• [RECORDS SUPPLIED]:

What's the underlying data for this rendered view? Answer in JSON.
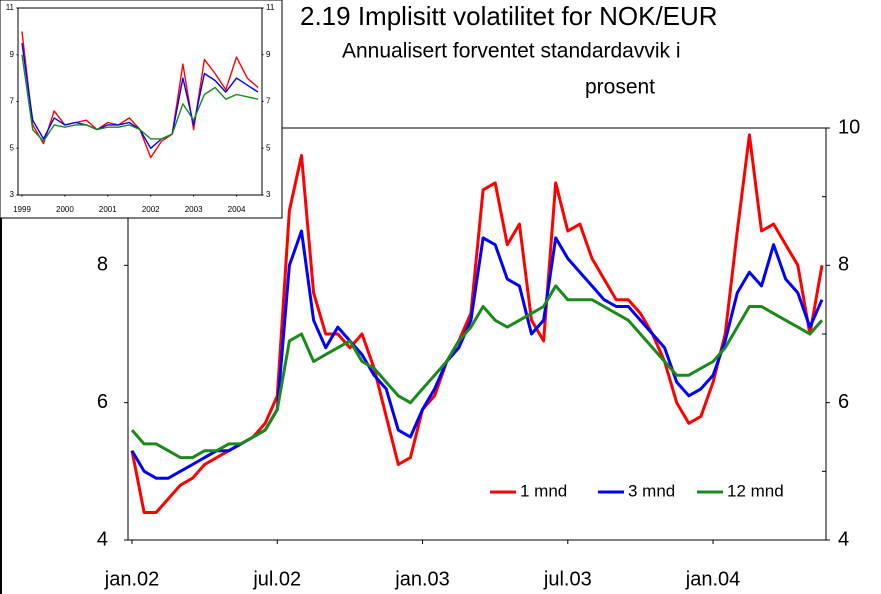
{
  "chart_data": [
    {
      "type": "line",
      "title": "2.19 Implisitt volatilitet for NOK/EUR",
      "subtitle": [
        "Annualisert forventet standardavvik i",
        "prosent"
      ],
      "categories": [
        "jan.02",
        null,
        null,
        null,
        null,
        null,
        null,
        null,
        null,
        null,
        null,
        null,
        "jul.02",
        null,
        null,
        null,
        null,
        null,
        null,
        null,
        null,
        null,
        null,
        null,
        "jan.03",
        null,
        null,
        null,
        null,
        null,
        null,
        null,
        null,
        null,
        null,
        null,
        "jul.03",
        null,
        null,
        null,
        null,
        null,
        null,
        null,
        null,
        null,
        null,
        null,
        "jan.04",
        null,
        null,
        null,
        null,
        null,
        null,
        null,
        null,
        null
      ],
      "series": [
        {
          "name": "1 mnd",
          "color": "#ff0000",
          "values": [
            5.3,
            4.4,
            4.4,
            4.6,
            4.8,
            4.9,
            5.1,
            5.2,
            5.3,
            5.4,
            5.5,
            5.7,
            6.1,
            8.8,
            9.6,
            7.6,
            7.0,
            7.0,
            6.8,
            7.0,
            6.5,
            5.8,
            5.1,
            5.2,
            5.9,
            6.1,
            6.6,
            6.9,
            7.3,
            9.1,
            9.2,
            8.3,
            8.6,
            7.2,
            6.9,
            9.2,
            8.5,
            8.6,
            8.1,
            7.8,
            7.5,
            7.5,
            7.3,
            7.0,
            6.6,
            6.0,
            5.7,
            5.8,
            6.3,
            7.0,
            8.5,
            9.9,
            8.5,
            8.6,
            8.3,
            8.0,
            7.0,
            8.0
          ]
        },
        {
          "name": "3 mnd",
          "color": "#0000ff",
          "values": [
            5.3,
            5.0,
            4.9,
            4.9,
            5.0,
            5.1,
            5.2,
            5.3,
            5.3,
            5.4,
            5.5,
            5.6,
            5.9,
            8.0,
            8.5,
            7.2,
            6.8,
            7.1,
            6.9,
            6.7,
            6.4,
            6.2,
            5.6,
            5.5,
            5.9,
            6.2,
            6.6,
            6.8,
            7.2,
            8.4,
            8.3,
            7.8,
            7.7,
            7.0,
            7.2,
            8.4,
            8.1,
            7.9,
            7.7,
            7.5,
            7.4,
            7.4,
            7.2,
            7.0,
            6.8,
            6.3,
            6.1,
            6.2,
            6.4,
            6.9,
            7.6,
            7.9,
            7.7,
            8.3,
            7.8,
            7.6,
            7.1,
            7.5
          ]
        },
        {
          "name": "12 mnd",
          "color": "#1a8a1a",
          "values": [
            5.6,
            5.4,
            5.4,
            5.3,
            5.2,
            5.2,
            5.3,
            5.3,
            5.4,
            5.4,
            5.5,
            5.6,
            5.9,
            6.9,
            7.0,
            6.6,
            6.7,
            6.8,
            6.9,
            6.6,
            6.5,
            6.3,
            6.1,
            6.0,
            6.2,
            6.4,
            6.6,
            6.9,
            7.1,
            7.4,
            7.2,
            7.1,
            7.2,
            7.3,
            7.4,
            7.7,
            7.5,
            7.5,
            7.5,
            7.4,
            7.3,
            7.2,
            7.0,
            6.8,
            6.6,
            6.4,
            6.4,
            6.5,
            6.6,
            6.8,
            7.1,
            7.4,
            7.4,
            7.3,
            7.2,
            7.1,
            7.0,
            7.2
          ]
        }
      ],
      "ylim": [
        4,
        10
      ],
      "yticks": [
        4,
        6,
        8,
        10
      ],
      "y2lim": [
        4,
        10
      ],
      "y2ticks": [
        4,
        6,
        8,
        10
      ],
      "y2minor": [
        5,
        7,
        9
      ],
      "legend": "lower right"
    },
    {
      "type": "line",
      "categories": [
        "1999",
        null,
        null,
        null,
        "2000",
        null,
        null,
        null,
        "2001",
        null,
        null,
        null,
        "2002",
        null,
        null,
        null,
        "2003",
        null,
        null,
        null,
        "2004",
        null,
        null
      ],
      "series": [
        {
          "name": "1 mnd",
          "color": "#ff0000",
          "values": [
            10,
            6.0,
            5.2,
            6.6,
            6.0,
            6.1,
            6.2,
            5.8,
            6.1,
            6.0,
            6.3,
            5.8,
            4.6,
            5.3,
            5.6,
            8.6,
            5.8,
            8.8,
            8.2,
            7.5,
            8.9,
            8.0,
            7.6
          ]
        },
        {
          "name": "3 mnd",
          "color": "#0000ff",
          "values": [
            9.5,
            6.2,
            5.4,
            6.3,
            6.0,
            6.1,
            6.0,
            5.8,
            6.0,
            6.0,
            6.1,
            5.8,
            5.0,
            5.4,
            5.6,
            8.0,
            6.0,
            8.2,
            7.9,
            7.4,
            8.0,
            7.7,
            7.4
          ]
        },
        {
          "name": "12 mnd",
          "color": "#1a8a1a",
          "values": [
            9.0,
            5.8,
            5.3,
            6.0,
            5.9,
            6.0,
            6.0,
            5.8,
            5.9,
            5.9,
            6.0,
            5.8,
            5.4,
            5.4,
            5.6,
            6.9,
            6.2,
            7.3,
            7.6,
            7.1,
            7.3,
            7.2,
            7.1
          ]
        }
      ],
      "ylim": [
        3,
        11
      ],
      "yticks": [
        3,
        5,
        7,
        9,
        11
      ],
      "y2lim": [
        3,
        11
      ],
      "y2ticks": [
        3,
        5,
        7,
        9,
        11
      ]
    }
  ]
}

• [WHAT NEEDS TO BE DONE]: All records must be output exactly as they are, except for the pictures, which are left out.

• [SOLUTION TO THE EXERCISE]:
What's the underlying data for this rendered view? Answer in JSON.
{
  "chart_data": [
    {
      "type": "line",
      "title": "2.19 Implisitt volatilitet for NOK/EUR",
      "subtitle": [
        "Annualisert forventet standardavvik i",
        "prosent"
      ],
      "categories": [
        "jan.02",
        null,
        null,
        null,
        null,
        null,
        null,
        null,
        null,
        null,
        null,
        null,
        "jul.02",
        null,
        null,
        null,
        null,
        null,
        null,
        null,
        null,
        null,
        null,
        null,
        "jan.03",
        null,
        null,
        null,
        null,
        null,
        null,
        null,
        null,
        null,
        null,
        null,
        "jul.03",
        null,
        null,
        null,
        null,
        null,
        null,
        null,
        null,
        null,
        null,
        null,
        "jan.04",
        null,
        null,
        null,
        null,
        null,
        null,
        null,
        null,
        null
      ],
      "series": [
        {
          "name": "1 mnd",
          "color": "#ff0000",
          "values": [
            5.3,
            4.4,
            4.4,
            4.6,
            4.8,
            4.9,
            5.1,
            5.2,
            5.3,
            5.4,
            5.5,
            5.7,
            6.1,
            8.8,
            9.6,
            7.6,
            7.0,
            7.0,
            6.8,
            7.0,
            6.5,
            5.8,
            5.1,
            5.2,
            5.9,
            6.1,
            6.6,
            6.9,
            7.3,
            9.1,
            9.2,
            8.3,
            8.6,
            7.2,
            6.9,
            9.2,
            8.5,
            8.6,
            8.1,
            7.8,
            7.5,
            7.5,
            7.3,
            7.0,
            6.6,
            6.0,
            5.7,
            5.8,
            6.3,
            7.0,
            8.5,
            9.9,
            8.5,
            8.6,
            8.3,
            8.0,
            7.0,
            8.0
          ]
        },
        {
          "name": "3 mnd",
          "color": "#0000ff",
          "values": [
            5.3,
            5.0,
            4.9,
            4.9,
            5.0,
            5.1,
            5.2,
            5.3,
            5.3,
            5.4,
            5.5,
            5.6,
            5.9,
            8.0,
            8.5,
            7.2,
            6.8,
            7.1,
            6.9,
            6.7,
            6.4,
            6.2,
            5.6,
            5.5,
            5.9,
            6.2,
            6.6,
            6.8,
            7.2,
            8.4,
            8.3,
            7.8,
            7.7,
            7.0,
            7.2,
            8.4,
            8.1,
            7.9,
            7.7,
            7.5,
            7.4,
            7.4,
            7.2,
            7.0,
            6.8,
            6.3,
            6.1,
            6.2,
            6.4,
            6.9,
            7.6,
            7.9,
            7.7,
            8.3,
            7.8,
            7.6,
            7.1,
            7.5
          ]
        },
        {
          "name": "12 mnd",
          "color": "#1a8a1a",
          "values": [
            5.6,
            5.4,
            5.4,
            5.3,
            5.2,
            5.2,
            5.3,
            5.3,
            5.4,
            5.4,
            5.5,
            5.6,
            5.9,
            6.9,
            7.0,
            6.6,
            6.7,
            6.8,
            6.9,
            6.6,
            6.5,
            6.3,
            6.1,
            6.0,
            6.2,
            6.4,
            6.6,
            6.9,
            7.1,
            7.4,
            7.2,
            7.1,
            7.2,
            7.3,
            7.4,
            7.7,
            7.5,
            7.5,
            7.5,
            7.4,
            7.3,
            7.2,
            7.0,
            6.8,
            6.6,
            6.4,
            6.4,
            6.5,
            6.6,
            6.8,
            7.1,
            7.4,
            7.4,
            7.3,
            7.2,
            7.1,
            7.0,
            7.2
          ]
        }
      ],
      "ylim": [
        4,
        10
      ],
      "yticks": [
        4,
        6,
        8,
        10
      ],
      "y2lim": [
        4,
        10
      ],
      "y2ticks": [
        4,
        6,
        8,
        10
      ],
      "y2minor": [
        5,
        7,
        9
      ],
      "legend": "lower right"
    },
    {
      "type": "line",
      "categories": [
        "1999",
        null,
        null,
        null,
        "2000",
        null,
        null,
        null,
        "2001",
        null,
        null,
        null,
        "2002",
        null,
        null,
        null,
        "2003",
        null,
        null,
        null,
        "2004",
        null,
        null
      ],
      "series": [
        {
          "name": "1 mnd",
          "color": "#ff0000",
          "values": [
            10,
            6.0,
            5.2,
            6.6,
            6.0,
            6.1,
            6.2,
            5.8,
            6.1,
            6.0,
            6.3,
            5.8,
            4.6,
            5.3,
            5.6,
            8.6,
            5.8,
            8.8,
            8.2,
            7.5,
            8.9,
            8.0,
            7.6
          ]
        },
        {
          "name": "3 mnd",
          "color": "#0000ff",
          "values": [
            9.5,
            6.2,
            5.4,
            6.3,
            6.0,
            6.1,
            6.0,
            5.8,
            6.0,
            6.0,
            6.1,
            5.8,
            5.0,
            5.4,
            5.6,
            8.0,
            6.0,
            8.2,
            7.9,
            7.4,
            8.0,
            7.7,
            7.4
          ]
        },
        {
          "name": "12 mnd",
          "color": "#1a8a1a",
          "values": [
            9.0,
            5.8,
            5.3,
            6.0,
            5.9,
            6.0,
            6.0,
            5.8,
            5.9,
            5.9,
            6.0,
            5.8,
            5.4,
            5.4,
            5.6,
            6.9,
            6.2,
            7.3,
            7.6,
            7.1,
            7.3,
            7.2,
            7.1
          ]
        }
      ],
      "ylim": [
        3,
        11
      ],
      "yticks": [
        3,
        5,
        7,
        9,
        11
      ],
      "y2lim": [
        3,
        11
      ],
      "y2ticks": [
        3,
        5,
        7,
        9,
        11
      ]
    }
  ]
}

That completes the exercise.